Given data:
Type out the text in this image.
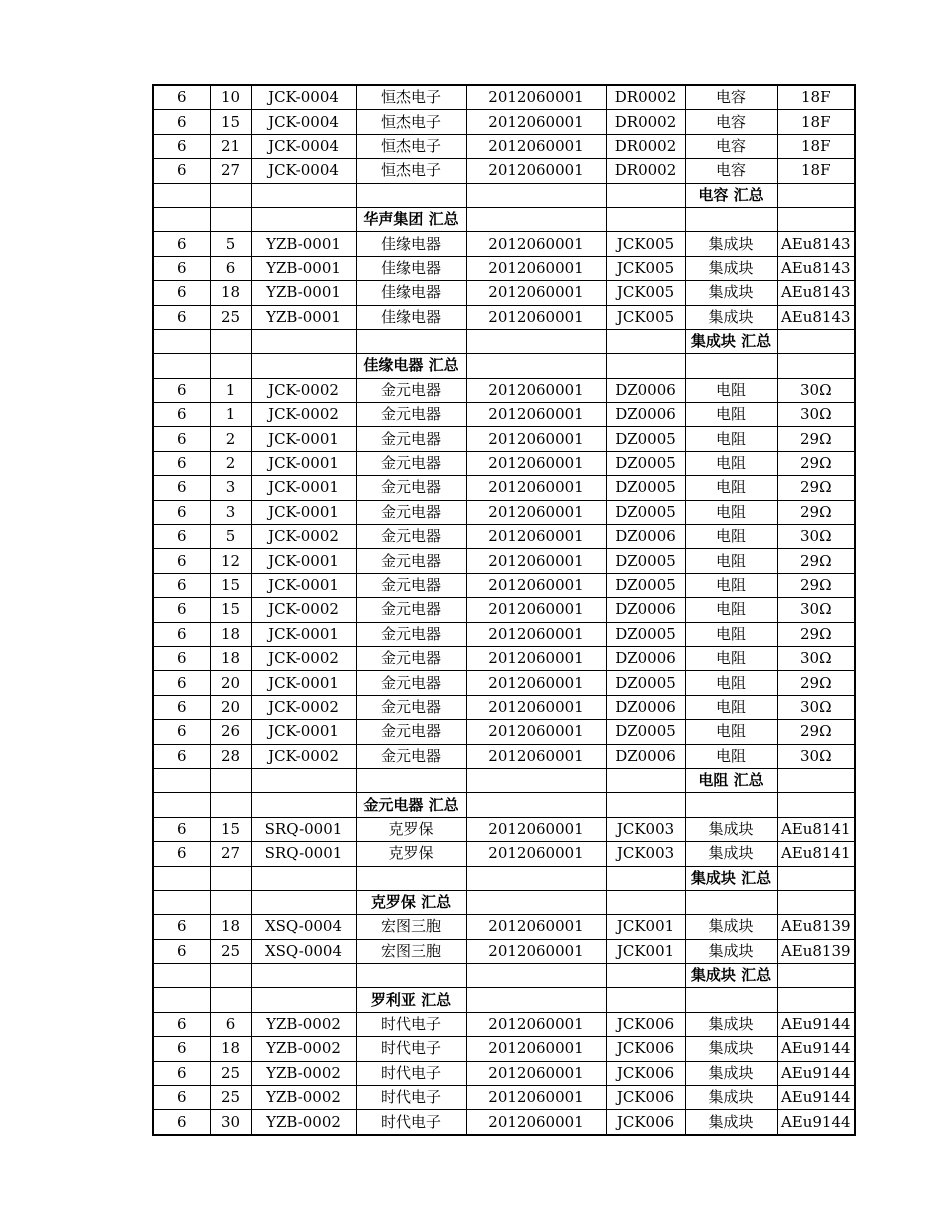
6	10	JCK-0004	恒杰电子	2012060001	DR0002	电容	18F
6	15	JCK-0004	恒杰电子	2012060001	DR0002	电容	18F
6	21	JCK-0004	恒杰电子	2012060001	DR0002	电容	18F
6	27	JCK-0004	恒杰电子	2012060001	DR0002	电容	18F
						电容 汇总	
			华声集团 汇总				
6	5	YZB-0001	佳缘电器	2012060001	JCK005	集成块	AEu8143
6	6	YZB-0001	佳缘电器	2012060001	JCK005	集成块	AEu8143
6	18	YZB-0001	佳缘电器	2012060001	JCK005	集成块	AEu8143
6	25	YZB-0001	佳缘电器	2012060001	JCK005	集成块	AEu8143
						集成块 汇总	
			佳缘电器 汇总				
6	1	JCK-0002	金元电器	2012060001	DZ0006	电阻	30Ω
6	1	JCK-0002	金元电器	2012060001	DZ0006	电阻	30Ω
6	2	JCK-0001	金元电器	2012060001	DZ0005	电阻	29Ω
6	2	JCK-0001	金元电器	2012060001	DZ0005	电阻	29Ω
6	3	JCK-0001	金元电器	2012060001	DZ0005	电阻	29Ω
6	3	JCK-0001	金元电器	2012060001	DZ0005	电阻	29Ω
6	5	JCK-0002	金元电器	2012060001	DZ0006	电阻	30Ω
6	12	JCK-0001	金元电器	2012060001	DZ0005	电阻	29Ω
6	15	JCK-0001	金元电器	2012060001	DZ0005	电阻	29Ω
6	15	JCK-0002	金元电器	2012060001	DZ0006	电阻	30Ω
6	18	JCK-0001	金元电器	2012060001	DZ0005	电阻	29Ω
6	18	JCK-0002	金元电器	2012060001	DZ0006	电阻	30Ω
6	20	JCK-0001	金元电器	2012060001	DZ0005	电阻	29Ω
6	20	JCK-0002	金元电器	2012060001	DZ0006	电阻	30Ω
6	26	JCK-0001	金元电器	2012060001	DZ0005	电阻	29Ω
6	28	JCK-0002	金元电器	2012060001	DZ0006	电阻	30Ω
						电阻 汇总	
			金元电器 汇总				
6	15	SRQ-0001	克罗保	2012060001	JCK003	集成块	AEu8141
6	27	SRQ-0001	克罗保	2012060001	JCK003	集成块	AEu8141
						集成块 汇总	
			克罗保 汇总				
6	18	XSQ-0004	宏图三胞	2012060001	JCK001	集成块	AEu8139
6	25	XSQ-0004	宏图三胞	2012060001	JCK001	集成块	AEu8139
						集成块 汇总	
			罗利亚 汇总				
6	6	YZB-0002	时代电子	2012060001	JCK006	集成块	AEu9144
6	18	YZB-0002	时代电子	2012060001	JCK006	集成块	AEu9144
6	25	YZB-0002	时代电子	2012060001	JCK006	集成块	AEu9144
6	25	YZB-0002	时代电子	2012060001	JCK006	集成块	AEu9144
6	30	YZB-0002	时代电子	2012060001	JCK006	集成块	AEu9144
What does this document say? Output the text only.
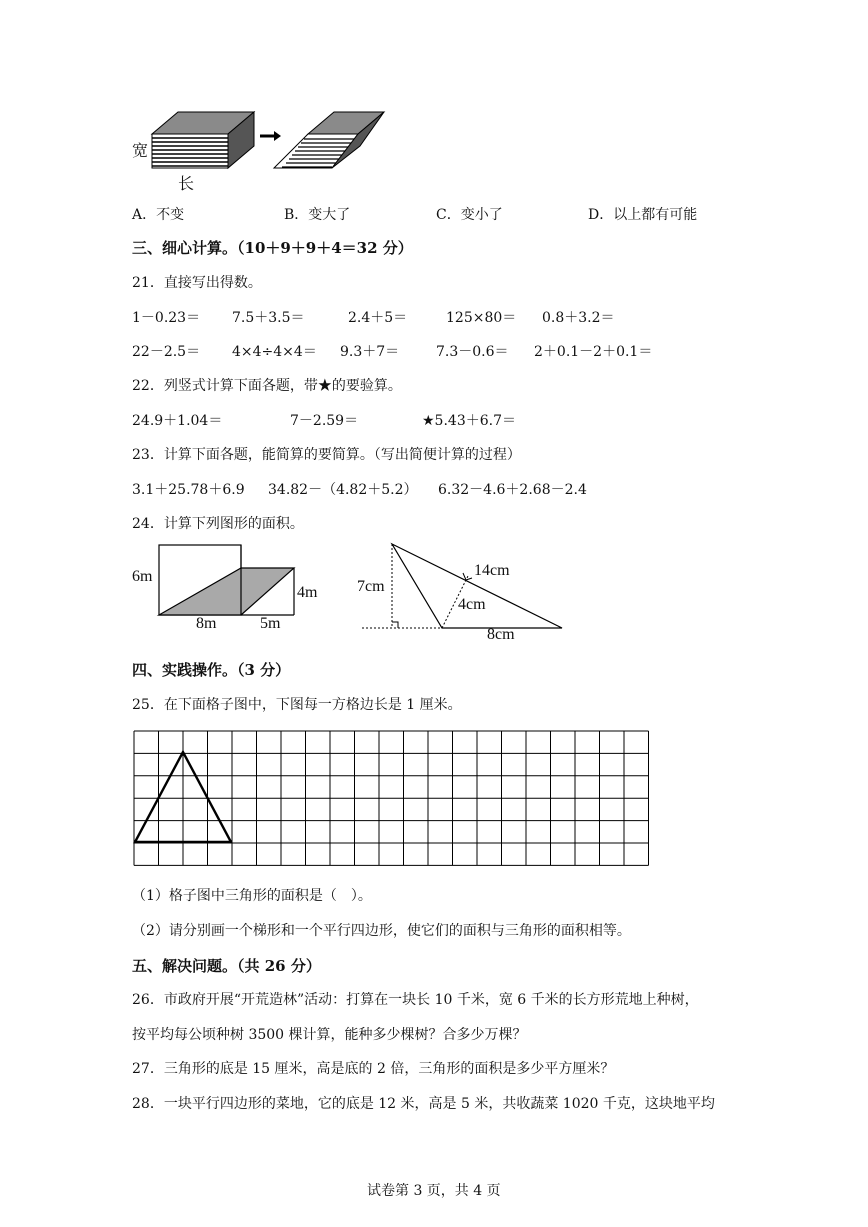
宽
长
A．不变	B．变大了	C．变小了	D．以上都有可能
三、细心计算。（10＋9＋9＋4＝32 分）
21．直接写出得数。
1－0.23＝ 7.5＋3.5＝	2.4＋5＝	125×80＝ 0.8＋3.2＝
22－2.5＝ 4×4÷4×4＝ 9.3＋7＝	7.3－0.6＝ 2＋0.1－2＋0.1＝
22．列竖式计算下面各题，带★的要验算。
24.9＋1.04＝	7－2.59＝	★5.43＋6.7＝
23．计算下面各题，能简算的要简算。（写出简便计算的过程）
3.1＋25.78＋6.9 34.82－（4.82＋5.2） 6.32－4.6＋2.68－2.4
24．计算下列图形的面积。
6m
8m	5m
4m 7cm
14cm
4cm
8cm
四、实践操作。（3 分）
25．在下面格子图中，下图每一方格边长是 1 厘米。
（1）格子图中三角形的面积是（　）。
（2）请分别画一个梯形和一个平行四边形，使它们的面积与三角形的面积相等。
五、解决问题。（共 26 分）
26．市政府开展“开荒造林”活动：打算在一块长 10 千米，宽 6 千米的长方形荒地上种树，
按平均每公顷种树 3500 棵计算，能种多少棵树？合多少万棵？
27．三角形的底是 15 厘米，高是底的 2 倍，三角形的面积是多少平方厘米？
28．一块平行四边形的菜地，它的底是 12 米，高是 5 米，共收蔬菜 1020 千克，这块地平均
试卷第 3 页，共 4 页
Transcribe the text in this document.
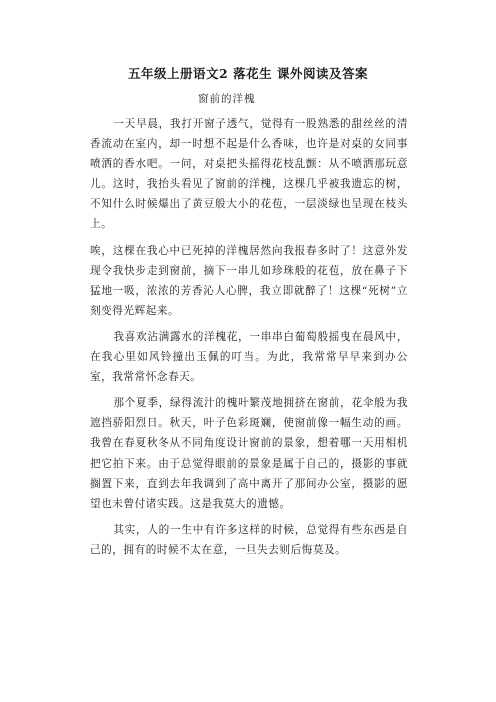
五年级上册语文2 落花生 课外阅读及答案
窗前的洋槐

一天早晨，我打开窗子透气，觉得有一股熟悉的甜丝丝的清香流动在室内，却一时想不起是什么香味，也许是对桌的女同事喷洒的香水吧。一问，对桌把头摇得花枝乱颤：从不喷洒那玩意儿。这时，我抬头看见了窗前的洋槐，这棵几乎被我遗忘的树，不知什么时候爆出了黄豆般大小的花苞，一层淡绿也呈现在枝头上。

唉，这棵在我心中已死掉的洋槐居然向我报春多时了！这意外发现令我快步走到窗前，摘下一串儿如珍珠般的花苞，放在鼻子下猛地一吸，浓浓的芳香沁人心脾，我立即就醉了！这棵“死树”立刻变得光辉起来。

我喜欢沾满露水的洋槐花，一串串白葡萄般摇曳在晨风中，在我心里如风铃撞出玉佩的叮当。为此，我常常早早来到办公室，我常常怀念春天。

那个夏季，绿得流汁的槐叶繁茂地拥挤在窗前，花伞般为我遮挡骄阳烈日。秋天，叶子色彩斑斓，使窗前像一幅生动的画。我曾在春夏秋冬从不同角度设计窗前的景象，想着哪一天用相机把它拍下来。由于总觉得眼前的景象是属于自己的，摄影的事就搁置下来，直到去年我调到了高中离开了那间办公室，摄影的愿望也未曾付诸实践。这是我莫大的遗憾。

其实，人的一生中有许多这样的时候，总觉得有些东西是自己的，拥有的时候不太在意，一旦失去则后悔莫及。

Task instructions: Each line that has the word "佳缘电器" counts once. How many such lines are in the data? Give the number alone.

Solved exercise: 5